Every record must be transcribed in its entirety, apart from the images, which are to be omitted.
-- Start --
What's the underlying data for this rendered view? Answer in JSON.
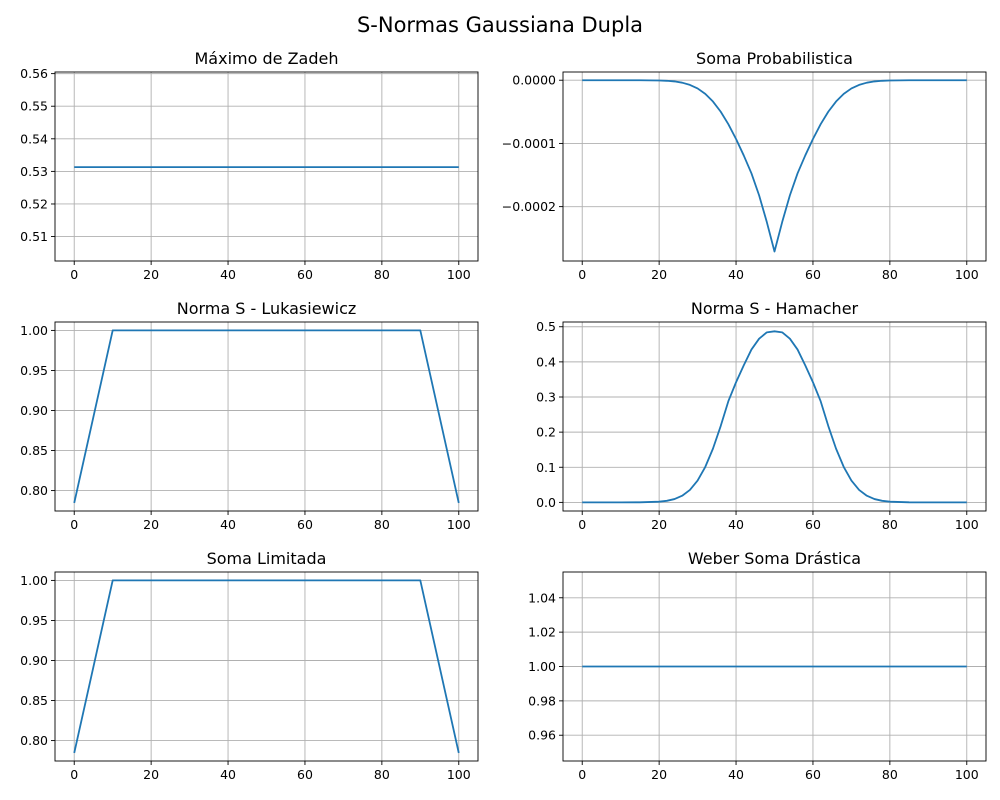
{
  "figure": {
    "title": "S-Normas Gaussiana Dupla"
  },
  "colors": {
    "series": "#1f77b4",
    "grid": "#b0b0b0",
    "axis": "#000000"
  },
  "chart_data": [
    {
      "type": "line",
      "title": "Máximo de Zadeh",
      "xlim": [
        -5,
        105
      ],
      "ylim": [
        0.5025,
        0.5605
      ],
      "xticks": [
        0,
        20,
        40,
        60,
        80,
        100
      ],
      "xtick_labels": [
        "0",
        "20",
        "40",
        "60",
        "80",
        "100"
      ],
      "yticks": [
        0.51,
        0.52,
        0.53,
        0.54,
        0.55,
        0.56
      ],
      "ytick_labels": [
        "0.51",
        "0.52",
        "0.53",
        "0.54",
        "0.55",
        "0.56"
      ],
      "grid": true,
      "series": [
        {
          "x": [
            0,
            100
          ],
          "y": [
            0.5313,
            0.5313
          ]
        }
      ]
    },
    {
      "type": "line",
      "title": "Soma Probabilistica",
      "xlim": [
        -5,
        105
      ],
      "ylim": [
        -0.000286,
        1.3e-05
      ],
      "xticks": [
        0,
        20,
        40,
        60,
        80,
        100
      ],
      "xtick_labels": [
        "0",
        "20",
        "40",
        "60",
        "80",
        "100"
      ],
      "yticks": [
        0.0,
        -0.0001,
        -0.0002
      ],
      "ytick_labels": [
        "0.0000",
        "−0.0001",
        "−0.0002"
      ],
      "grid": true,
      "series": [
        {
          "x": [
            0,
            5,
            10,
            15,
            20,
            22,
            24,
            26,
            28,
            30,
            32,
            34,
            36,
            38,
            40,
            42,
            44,
            46,
            48,
            50,
            52,
            54,
            56,
            58,
            60,
            62,
            64,
            66,
            68,
            70,
            72,
            74,
            76,
            78,
            80,
            85,
            90,
            95,
            100
          ],
          "y": [
            0,
            0,
            0,
            -1e-07,
            -4e-07,
            -9e-07,
            -1.9e-06,
            -3.9e-06,
            -7.4e-06,
            -1.3e-05,
            -2.16e-05,
            -3.37e-05,
            -4.97e-05,
            -6.96e-05,
            -9.3e-05,
            -0.000119,
            -0.0001473,
            -0.0001822,
            -0.0002244,
            -0.000271,
            -0.0002244,
            -0.0001822,
            -0.0001473,
            -0.000119,
            -9.3e-05,
            -6.96e-05,
            -4.97e-05,
            -3.37e-05,
            -2.16e-05,
            -1.3e-05,
            -7.4e-06,
            -3.9e-06,
            -1.9e-06,
            -9e-07,
            -4e-07,
            -1e-07,
            0,
            0,
            0
          ]
        }
      ]
    },
    {
      "type": "line",
      "title": "Norma S - Lukasiewicz",
      "xlim": [
        -5,
        105
      ],
      "ylim": [
        0.7745,
        1.0105
      ],
      "xticks": [
        0,
        20,
        40,
        60,
        80,
        100
      ],
      "xtick_labels": [
        "0",
        "20",
        "40",
        "60",
        "80",
        "100"
      ],
      "yticks": [
        0.8,
        0.85,
        0.9,
        0.95,
        1.0
      ],
      "ytick_labels": [
        "0.80",
        "0.85",
        "0.90",
        "0.95",
        "1.00"
      ],
      "grid": true,
      "series": [
        {
          "x": [
            0,
            10,
            90,
            100
          ],
          "y": [
            0.7845,
            1.0,
            1.0,
            0.7845
          ]
        }
      ]
    },
    {
      "type": "line",
      "title": "Norma S - Hamacher",
      "xlim": [
        -5,
        105
      ],
      "ylim": [
        -0.0245,
        0.5135
      ],
      "xticks": [
        0,
        20,
        40,
        60,
        80,
        100
      ],
      "xtick_labels": [
        "0",
        "20",
        "40",
        "60",
        "80",
        "100"
      ],
      "yticks": [
        0.0,
        0.1,
        0.2,
        0.3,
        0.4,
        0.5
      ],
      "ytick_labels": [
        "0.0",
        "0.1",
        "0.2",
        "0.3",
        "0.4",
        "0.5"
      ],
      "grid": true,
      "series": [
        {
          "x": [
            0,
            5,
            10,
            15,
            20,
            22,
            24,
            26,
            28,
            30,
            32,
            34,
            36,
            38,
            40,
            42,
            44,
            46,
            48,
            50,
            52,
            54,
            56,
            58,
            60,
            62,
            64,
            66,
            68,
            70,
            72,
            74,
            76,
            78,
            80,
            85,
            90,
            95,
            100
          ],
          "y": [
            0,
            0,
            0,
            0.0003,
            0.002,
            0.0045,
            0.0095,
            0.019,
            0.0355,
            0.062,
            0.101,
            0.153,
            0.217,
            0.288,
            0.342,
            0.39,
            0.435,
            0.466,
            0.484,
            0.487,
            0.484,
            0.466,
            0.435,
            0.39,
            0.342,
            0.288,
            0.217,
            0.153,
            0.101,
            0.062,
            0.0355,
            0.019,
            0.0095,
            0.0045,
            0.002,
            0.0003,
            0,
            0,
            0
          ]
        }
      ]
    },
    {
      "type": "line",
      "title": "Soma Limitada",
      "xlim": [
        -5,
        105
      ],
      "ylim": [
        0.7745,
        1.0105
      ],
      "xticks": [
        0,
        20,
        40,
        60,
        80,
        100
      ],
      "xtick_labels": [
        "0",
        "20",
        "40",
        "60",
        "80",
        "100"
      ],
      "yticks": [
        0.8,
        0.85,
        0.9,
        0.95,
        1.0
      ],
      "ytick_labels": [
        "0.80",
        "0.85",
        "0.90",
        "0.95",
        "1.00"
      ],
      "grid": true,
      "series": [
        {
          "x": [
            0,
            10,
            90,
            100
          ],
          "y": [
            0.7845,
            1.0,
            1.0,
            0.7845
          ]
        }
      ]
    },
    {
      "type": "line",
      "title": "Weber Soma Drástica",
      "xlim": [
        -5,
        105
      ],
      "ylim": [
        0.945,
        1.055
      ],
      "xticks": [
        0,
        20,
        40,
        60,
        80,
        100
      ],
      "xtick_labels": [
        "0",
        "20",
        "40",
        "60",
        "80",
        "100"
      ],
      "yticks": [
        0.96,
        0.98,
        1.0,
        1.02,
        1.04
      ],
      "ytick_labels": [
        "0.96",
        "0.98",
        "1.00",
        "1.02",
        "1.04"
      ],
      "grid": true,
      "series": [
        {
          "x": [
            0,
            100
          ],
          "y": [
            1.0,
            1.0
          ]
        }
      ]
    }
  ]
}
-- End --
# ANSWER TO THE EXERCISE:
What's the underlying data for this rendered view? Answer in JSON.
{
  "figure": {
    "title": "S-Normas Gaussiana Dupla"
  },
  "colors": {
    "series": "#1f77b4",
    "grid": "#b0b0b0",
    "axis": "#000000"
  },
  "chart_data": [
    {
      "type": "line",
      "title": "Máximo de Zadeh",
      "xlim": [
        -5,
        105
      ],
      "ylim": [
        0.5025,
        0.5605
      ],
      "xticks": [
        0,
        20,
        40,
        60,
        80,
        100
      ],
      "xtick_labels": [
        "0",
        "20",
        "40",
        "60",
        "80",
        "100"
      ],
      "yticks": [
        0.51,
        0.52,
        0.53,
        0.54,
        0.55,
        0.56
      ],
      "ytick_labels": [
        "0.51",
        "0.52",
        "0.53",
        "0.54",
        "0.55",
        "0.56"
      ],
      "grid": true,
      "series": [
        {
          "x": [
            0,
            100
          ],
          "y": [
            0.5313,
            0.5313
          ]
        }
      ]
    },
    {
      "type": "line",
      "title": "Soma Probabilistica",
      "xlim": [
        -5,
        105
      ],
      "ylim": [
        -0.000286,
        1.3e-05
      ],
      "xticks": [
        0,
        20,
        40,
        60,
        80,
        100
      ],
      "xtick_labels": [
        "0",
        "20",
        "40",
        "60",
        "80",
        "100"
      ],
      "yticks": [
        0.0,
        -0.0001,
        -0.0002
      ],
      "ytick_labels": [
        "0.0000",
        "−0.0001",
        "−0.0002"
      ],
      "grid": true,
      "series": [
        {
          "x": [
            0,
            5,
            10,
            15,
            20,
            22,
            24,
            26,
            28,
            30,
            32,
            34,
            36,
            38,
            40,
            42,
            44,
            46,
            48,
            50,
            52,
            54,
            56,
            58,
            60,
            62,
            64,
            66,
            68,
            70,
            72,
            74,
            76,
            78,
            80,
            85,
            90,
            95,
            100
          ],
          "y": [
            0,
            0,
            0,
            -1e-07,
            -4e-07,
            -9e-07,
            -1.9e-06,
            -3.9e-06,
            -7.4e-06,
            -1.3e-05,
            -2.16e-05,
            -3.37e-05,
            -4.97e-05,
            -6.96e-05,
            -9.3e-05,
            -0.000119,
            -0.0001473,
            -0.0001822,
            -0.0002244,
            -0.000271,
            -0.0002244,
            -0.0001822,
            -0.0001473,
            -0.000119,
            -9.3e-05,
            -6.96e-05,
            -4.97e-05,
            -3.37e-05,
            -2.16e-05,
            -1.3e-05,
            -7.4e-06,
            -3.9e-06,
            -1.9e-06,
            -9e-07,
            -4e-07,
            -1e-07,
            0,
            0,
            0
          ]
        }
      ]
    },
    {
      "type": "line",
      "title": "Norma S - Lukasiewicz",
      "xlim": [
        -5,
        105
      ],
      "ylim": [
        0.7745,
        1.0105
      ],
      "xticks": [
        0,
        20,
        40,
        60,
        80,
        100
      ],
      "xtick_labels": [
        "0",
        "20",
        "40",
        "60",
        "80",
        "100"
      ],
      "yticks": [
        0.8,
        0.85,
        0.9,
        0.95,
        1.0
      ],
      "ytick_labels": [
        "0.80",
        "0.85",
        "0.90",
        "0.95",
        "1.00"
      ],
      "grid": true,
      "series": [
        {
          "x": [
            0,
            10,
            90,
            100
          ],
          "y": [
            0.7845,
            1.0,
            1.0,
            0.7845
          ]
        }
      ]
    },
    {
      "type": "line",
      "title": "Norma S - Hamacher",
      "xlim": [
        -5,
        105
      ],
      "ylim": [
        -0.0245,
        0.5135
      ],
      "xticks": [
        0,
        20,
        40,
        60,
        80,
        100
      ],
      "xtick_labels": [
        "0",
        "20",
        "40",
        "60",
        "80",
        "100"
      ],
      "yticks": [
        0.0,
        0.1,
        0.2,
        0.3,
        0.4,
        0.5
      ],
      "ytick_labels": [
        "0.0",
        "0.1",
        "0.2",
        "0.3",
        "0.4",
        "0.5"
      ],
      "grid": true,
      "series": [
        {
          "x": [
            0,
            5,
            10,
            15,
            20,
            22,
            24,
            26,
            28,
            30,
            32,
            34,
            36,
            38,
            40,
            42,
            44,
            46,
            48,
            50,
            52,
            54,
            56,
            58,
            60,
            62,
            64,
            66,
            68,
            70,
            72,
            74,
            76,
            78,
            80,
            85,
            90,
            95,
            100
          ],
          "y": [
            0,
            0,
            0,
            0.0003,
            0.002,
            0.0045,
            0.0095,
            0.019,
            0.0355,
            0.062,
            0.101,
            0.153,
            0.217,
            0.288,
            0.342,
            0.39,
            0.435,
            0.466,
            0.484,
            0.487,
            0.484,
            0.466,
            0.435,
            0.39,
            0.342,
            0.288,
            0.217,
            0.153,
            0.101,
            0.062,
            0.0355,
            0.019,
            0.0095,
            0.0045,
            0.002,
            0.0003,
            0,
            0,
            0
          ]
        }
      ]
    },
    {
      "type": "line",
      "title": "Soma Limitada",
      "xlim": [
        -5,
        105
      ],
      "ylim": [
        0.7745,
        1.0105
      ],
      "xticks": [
        0,
        20,
        40,
        60,
        80,
        100
      ],
      "xtick_labels": [
        "0",
        "20",
        "40",
        "60",
        "80",
        "100"
      ],
      "yticks": [
        0.8,
        0.85,
        0.9,
        0.95,
        1.0
      ],
      "ytick_labels": [
        "0.80",
        "0.85",
        "0.90",
        "0.95",
        "1.00"
      ],
      "grid": true,
      "series": [
        {
          "x": [
            0,
            10,
            90,
            100
          ],
          "y": [
            0.7845,
            1.0,
            1.0,
            0.7845
          ]
        }
      ]
    },
    {
      "type": "line",
      "title": "Weber Soma Drástica",
      "xlim": [
        -5,
        105
      ],
      "ylim": [
        0.945,
        1.055
      ],
      "xticks": [
        0,
        20,
        40,
        60,
        80,
        100
      ],
      "xtick_labels": [
        "0",
        "20",
        "40",
        "60",
        "80",
        "100"
      ],
      "yticks": [
        0.96,
        0.98,
        1.0,
        1.02,
        1.04
      ],
      "ytick_labels": [
        "0.96",
        "0.98",
        "1.00",
        "1.02",
        "1.04"
      ],
      "grid": true,
      "series": [
        {
          "x": [
            0,
            100
          ],
          "y": [
            1.0,
            1.0
          ]
        }
      ]
    }
  ]
}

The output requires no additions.